-------- Rows

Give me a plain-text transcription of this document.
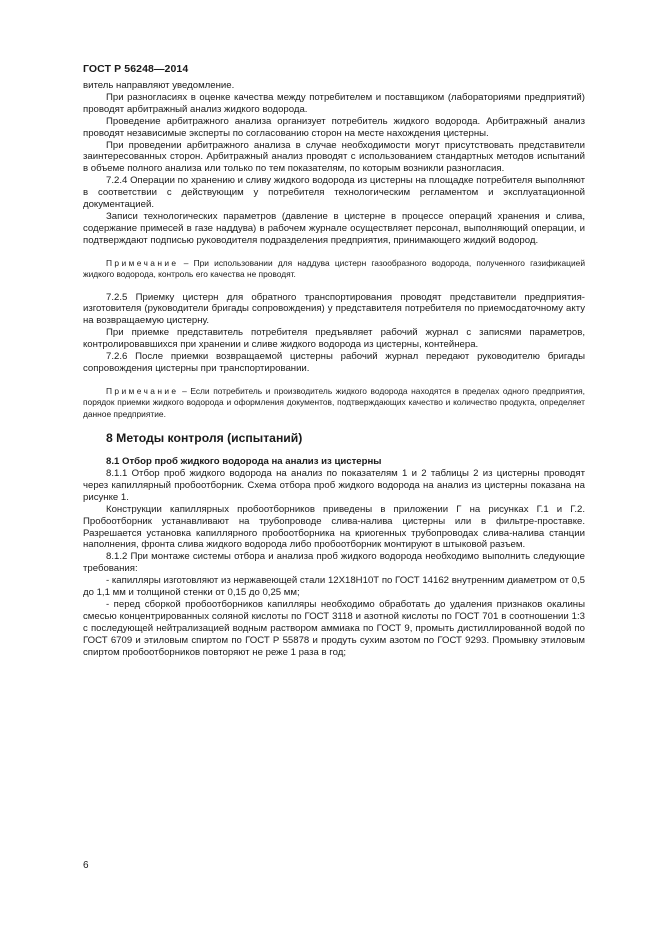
ГОСТ Р 56248—2014

витель направляют уведомление.

При разногласиях в оценке качества между потребителем и поставщиком (лабораториями предприятий) проводят арбитражный анализ жидкого водорода.

Проведение арбитражного анализа организует потребитель жидкого водорода. Арбитражный анализ проводят независимые эксперты по согласованию сторон на месте нахождения цистерны.

При проведении арбитражного анализа в случае необходимости могут присутствовать представители заинтересованных сторон. Арбитражный анализ проводят с использованием стандартных методов испытаний в объеме полного анализа или только по тем показателям, по которым возникли разногласия.

7.2.4 Операции по хранению и сливу жидкого водорода из цистерны на площадке потребителя выполняют в соответствии с действующим у потребителя технологическим регламентом и эксплуатационной документацией.

Записи технологических параметров (давление в цистерне в процессе операций хранения и слива, содержание примесей в газе наддува) в рабочем журнале осуществляет персонал, выполняющий операции, и подтверждают подписью руководителя подразделения предприятия, принимающего жидкий водород.

Примечание – При использовании для наддува цистерн газообразного водорода, полученного газификацией жидкого водорода, контроль его качества не проводят.

7.2.5 Приемку цистерн для обратного транспортирования проводят представители предприятия-изготовителя (руководители бригады сопровождения) у представителя потребителя по приемосдаточному акту на возвращаемую цистерну.

При приемке представитель потребителя предъявляет рабочий журнал с записями параметров, контролировавшихся при хранении и сливе жидкого водорода из цистерны, контейнера.

7.2.6 После приемки возвращаемой цистерны рабочий журнал передают руководителю бригады сопровождения цистерны при транспортировании.

Примечание – Если потребитель и производитель жидкого водорода находятся в пределах одного предприятия, порядок приемки жидкого водорода и оформления документов, подтверждающих качество и количество продукта, определяет данное предприятие.

8 Методы контроля (испытаний)

8.1 Отбор проб жидкого водорода на анализ из цистерны

8.1.1 Отбор проб жидкого водорода на анализ по показателям 1 и 2 таблицы 2 из цистерны проводят через капиллярный пробоотборник. Схема отбора проб жидкого водорода на анализ из цистерны показана на рисунке 1.

Конструкции капиллярных пробоотборников приведены в приложении Г на рисунках Г.1 и Г.2. Пробоотборник устанавливают на трубопроводе слива-налива цистерны или в фильтре-проставке. Разрешается установка капиллярного пробоотборника на криогенных трубопроводах слива-налива станции наполнения, фронта слива жидкого водорода либо пробоотборник монтируют в штыковой разъем.

8.1.2 При монтаже системы отбора и анализа проб жидкого водорода необходимо выполнить следующие требования:

- капилляры изготовляют из нержавеющей стали 12Х18Н10Т по ГОСТ 14162 внутренним диаметром от 0,5 до 1,1 мм и толщиной стенки от 0,15 до 0,25 мм;

- перед сборкой пробоотборников капилляры необходимо обработать до удаления признаков окалины смесью концентрированных соляной кислоты по ГОСТ 3118 и азотной кислоты по ГОСТ 701 в соотношении 1:3 с последующей нейтрализацией водным раствором аммиака по ГОСТ 9, промыть дистиллированной водой по ГОСТ 6709 и этиловым спиртом по ГОСТ Р 55878 и продуть сухим азотом по ГОСТ 9293. Промывку этиловым спиртом пробоотборников повторяют не реже 1 раза в год;

6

----------------

§ Work instructions: Show all lines in the entries above where the string "потребителя" appears.

§ Solution for this problem:
7.2.4 Операции по хранению и сливу жидкого водорода из цистерны на площадке потребителя выполняют в соответствии с действующим у потребителя технологическим регламентом и эксплуатационной документацией.
7.2.5 Приемку цистерн для обратного транспортирования проводят представители предприятия-изготовителя (руководители бригады сопровождения) у представителя потребителя по приемосдаточному акту на возвращаемую цистерну.
При приемке представитель потребителя предъявляет рабочий журнал с записями параметров, контролировавшихся при хранении и сливе жидкого водорода из цистерны, контейнера.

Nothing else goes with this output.